• The task
Where a line of the listing below includes the word "profile", reproduce that line.

Excerpts from a figure dataset:
^^^^^^^^^^^^^^^^

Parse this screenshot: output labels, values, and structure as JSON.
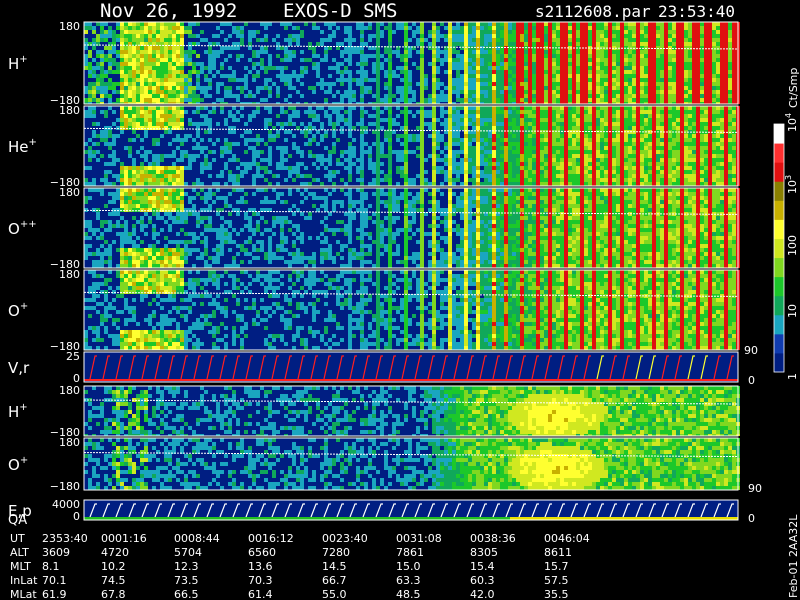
{
  "chart_data": {
    "type": "heatmap",
    "title": {
      "date": "Nov 26, 1992",
      "instrument": "EXOS-D SMS",
      "file": "s2112608.par",
      "time": "23:53:40"
    },
    "panels": [
      {
        "label_main": "H",
        "label_sup": "+",
        "top_tick": "180",
        "bottom_tick": "−180",
        "profile": "h"
      },
      {
        "label_main": "He",
        "label_sup": "+",
        "top_tick": "180",
        "bottom_tick": "−180",
        "profile": "he"
      },
      {
        "label_main": "O",
        "label_sup": "++",
        "top_tick": "180",
        "bottom_tick": "−180",
        "profile": "opp"
      },
      {
        "label_main": "O",
        "label_sup": "+",
        "top_tick": "180",
        "bottom_tick": "−180",
        "profile": "op"
      },
      {
        "label_main": "V,r",
        "label_sup": "",
        "top_tick": "25",
        "bottom_tick": "0",
        "right_top_tick": "90",
        "right_bottom_tick": "0",
        "profile": "v"
      },
      {
        "label_main": "H",
        "label_sup": "+",
        "top_tick": "180",
        "bottom_tick": "−180",
        "profile": "h2"
      },
      {
        "label_main": "O",
        "label_sup": "+",
        "top_tick": "180",
        "bottom_tick": "−180",
        "right_bottom_tick": "90",
        "profile": "o2"
      },
      {
        "label_main": "E,p",
        "label_sup": "",
        "top_tick": "4000",
        "bottom_tick": "0",
        "right_bottom_tick": "0",
        "profile": "e"
      }
    ],
    "extra_label": "QA",
    "colorbar": {
      "unit": "Ct/Smp",
      "ticks": [
        {
          "label": "1",
          "frac": 0.0
        },
        {
          "label": "10",
          "frac": 0.25
        },
        {
          "label": "100",
          "frac": 0.5
        },
        {
          "label": "10",
          "sup": "3",
          "frac": 0.75
        },
        {
          "label": "10",
          "sup": "4",
          "frac": 1.0
        }
      ]
    },
    "side_note": "Feb-01 2AA32L",
    "orbit_table": {
      "rows": [
        {
          "name": "UT",
          "values": [
            "2353:40",
            "0001:16",
            "0008:44",
            "0016:12",
            "0023:40",
            "0031:08",
            "0038:36",
            "0046:04"
          ]
        },
        {
          "name": "ALT",
          "values": [
            "3609",
            "4720",
            "5704",
            "6560",
            "7280",
            "7861",
            "8305",
            "8611"
          ]
        },
        {
          "name": "MLT",
          "values": [
            "8.1",
            "10.2",
            "12.3",
            "13.6",
            "14.5",
            "15.0",
            "15.4",
            "15.7"
          ]
        },
        {
          "name": "InLat",
          "values": [
            "70.1",
            "74.5",
            "73.5",
            "70.3",
            "66.7",
            "63.3",
            "60.3",
            "57.5"
          ]
        },
        {
          "name": "MLat",
          "values": [
            "61.9",
            "67.8",
            "66.5",
            "61.4",
            "55.0",
            "48.5",
            "42.0",
            "35.5"
          ]
        }
      ]
    },
    "colors": {
      "background": "#000000",
      "scale": [
        "#ffffff",
        "#ff0000",
        "#b8b400",
        "#ffff00",
        "#00cc33",
        "#0099cc",
        "#002080"
      ]
    }
  }
}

^^^^^^^^^^^^^^^^

• Solution to the exercise
        "profile": "h"
        "profile": "he"
        "profile": "opp"
        "profile": "op"
        "profile": "v"
        "profile": "h2"
        "profile": "o2"
        "profile": "e"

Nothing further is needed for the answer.